Will you quote all of the entries, word for word?

(Recorded data)
----
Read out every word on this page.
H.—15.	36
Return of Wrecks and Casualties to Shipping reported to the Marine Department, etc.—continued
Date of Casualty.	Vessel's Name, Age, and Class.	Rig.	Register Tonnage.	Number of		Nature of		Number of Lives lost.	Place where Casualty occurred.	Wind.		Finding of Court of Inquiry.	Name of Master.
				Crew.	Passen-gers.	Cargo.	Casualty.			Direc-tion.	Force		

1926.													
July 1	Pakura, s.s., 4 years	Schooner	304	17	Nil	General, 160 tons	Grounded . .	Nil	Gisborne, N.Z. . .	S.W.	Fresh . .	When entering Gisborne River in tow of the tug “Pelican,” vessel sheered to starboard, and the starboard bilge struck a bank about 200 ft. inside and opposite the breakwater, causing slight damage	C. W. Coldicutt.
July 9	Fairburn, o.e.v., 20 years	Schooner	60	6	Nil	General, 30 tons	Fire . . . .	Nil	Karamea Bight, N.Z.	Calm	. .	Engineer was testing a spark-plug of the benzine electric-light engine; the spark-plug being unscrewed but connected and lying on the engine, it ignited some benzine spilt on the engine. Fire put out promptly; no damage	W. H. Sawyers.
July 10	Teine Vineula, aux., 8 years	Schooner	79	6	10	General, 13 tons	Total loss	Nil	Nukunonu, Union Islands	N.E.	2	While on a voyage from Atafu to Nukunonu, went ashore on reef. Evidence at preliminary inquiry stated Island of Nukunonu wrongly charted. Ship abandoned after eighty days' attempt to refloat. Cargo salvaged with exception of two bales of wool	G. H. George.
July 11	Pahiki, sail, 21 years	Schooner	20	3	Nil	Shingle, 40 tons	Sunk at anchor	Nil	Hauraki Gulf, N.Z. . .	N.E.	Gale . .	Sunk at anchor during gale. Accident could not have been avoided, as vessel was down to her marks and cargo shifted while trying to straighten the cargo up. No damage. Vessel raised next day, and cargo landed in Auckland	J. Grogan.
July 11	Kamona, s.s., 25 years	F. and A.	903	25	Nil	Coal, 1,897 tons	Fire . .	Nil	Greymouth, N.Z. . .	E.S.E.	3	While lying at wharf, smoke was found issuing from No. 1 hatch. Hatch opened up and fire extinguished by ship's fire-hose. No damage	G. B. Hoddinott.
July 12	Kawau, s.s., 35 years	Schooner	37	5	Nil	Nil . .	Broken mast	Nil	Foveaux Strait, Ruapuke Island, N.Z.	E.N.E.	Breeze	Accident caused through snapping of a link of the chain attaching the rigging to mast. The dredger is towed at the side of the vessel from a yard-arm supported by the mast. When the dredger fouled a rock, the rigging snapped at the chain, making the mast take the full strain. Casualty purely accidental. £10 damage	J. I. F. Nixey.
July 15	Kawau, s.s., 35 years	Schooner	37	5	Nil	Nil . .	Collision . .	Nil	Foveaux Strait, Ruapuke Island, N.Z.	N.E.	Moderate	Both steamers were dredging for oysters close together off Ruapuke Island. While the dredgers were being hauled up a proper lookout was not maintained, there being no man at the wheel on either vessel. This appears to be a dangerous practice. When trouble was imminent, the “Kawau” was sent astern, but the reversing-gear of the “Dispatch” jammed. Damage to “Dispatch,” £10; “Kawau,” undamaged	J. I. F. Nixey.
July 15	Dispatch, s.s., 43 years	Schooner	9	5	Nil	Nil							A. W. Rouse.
----
* **Task output**
Read out every word on this page.
H.—15.	36
Return of Wrecks and Casualties to Shipping reported to the Marine Department, etc.—continued
Date of Casualty.	Vessel's Name, Age, and Class.	Rig.	Register Tonnage.	Number of		Nature of		Number of Lives lost.	Place where Casualty occurred.	Wind.		Finding of Court of Inquiry.	Name of Master.
				Crew.	Passen-gers.	Cargo.	Casualty.			Direc-tion.	Force		

1926.													
July 1	Pakura, s.s., 4 years	Schooner	304	17	Nil	General, 160 tons	Grounded . .	Nil	Gisborne, N.Z. . .	S.W.	Fresh . .	When entering Gisborne River in tow of the tug “Pelican,” vessel sheered to starboard, and the starboard bilge struck a bank about 200 ft. inside and opposite the breakwater, causing slight damage	C. W. Coldicutt.
July 9	Fairburn, o.e.v., 20 years	Schooner	60	6	Nil	General, 30 tons	Fire . . . .	Nil	Karamea Bight, N.Z.	Calm	. .	Engineer was testing a spark-plug of the benzine electric-light engine; the spark-plug being unscrewed but connected and lying on the engine, it ignited some benzine spilt on the engine. Fire put out promptly; no damage	W. H. Sawyers.
July 10	Teine Vineula, aux., 8 years	Schooner	79	6	10	General, 13 tons	Total loss	Nil	Nukunonu, Union Islands	N.E.	2	While on a voyage from Atafu to Nukunonu, went ashore on reef. Evidence at preliminary inquiry stated Island of Nukunonu wrongly charted. Ship abandoned after eighty days' attempt to refloat. Cargo salvaged with exception of two bales of wool	G. H. George.
July 11	Pahiki, sail, 21 years	Schooner	20	3	Nil	Shingle, 40 tons	Sunk at anchor	Nil	Hauraki Gulf, N.Z. . .	N.E.	Gale . .	Sunk at anchor during gale. Accident could not have been avoided, as vessel was down to her marks and cargo shifted while trying to straighten the cargo up. No damage. Vessel raised next day, and cargo landed in Auckland	J. Grogan.
July 11	Kamona, s.s., 25 years	F. and A.	903	25	Nil	Coal, 1,897 tons	Fire . .	Nil	Greymouth, N.Z. . .	E.S.E.	3	While lying at wharf, smoke was found issuing from No. 1 hatch. Hatch opened up and fire extinguished by ship's fire-hose. No damage	G. B. Hoddinott.
July 12	Kawau, s.s., 35 years	Schooner	37	5	Nil	Nil . .	Broken mast	Nil	Foveaux Strait, Ruapuke Island, N.Z.	E.N.E.	Breeze	Accident caused through snapping of a link of the chain attaching the rigging to mast. The dredger is towed at the side of the vessel from a yard-arm supported by the mast. When the dredger fouled a rock, the rigging snapped at the chain, making the mast take the full strain. Casualty purely accidental. £10 damage	J. I. F. Nixey.
July 15	Kawau, s.s., 35 years	Schooner	37	5	Nil	Nil . .	Collision . .	Nil	Foveaux Strait, Ruapuke Island, N.Z.	N.E.	Moderate	Both steamers were dredging for oysters close together off Ruapuke Island. While the dredgers were being hauled up a proper lookout was not maintained, there being no man at the wheel on either vessel. This appears to be a dangerous practice. When trouble was imminent, the “Kawau” was sent astern, but the reversing-gear of the “Dispatch” jammed. Damage to “Dispatch,” £10; “Kawau,” undamaged	J. I. F. Nixey.
July 15	Dispatch, s.s., 43 years	Schooner	9	5	Nil	Nil							A. W. Rouse.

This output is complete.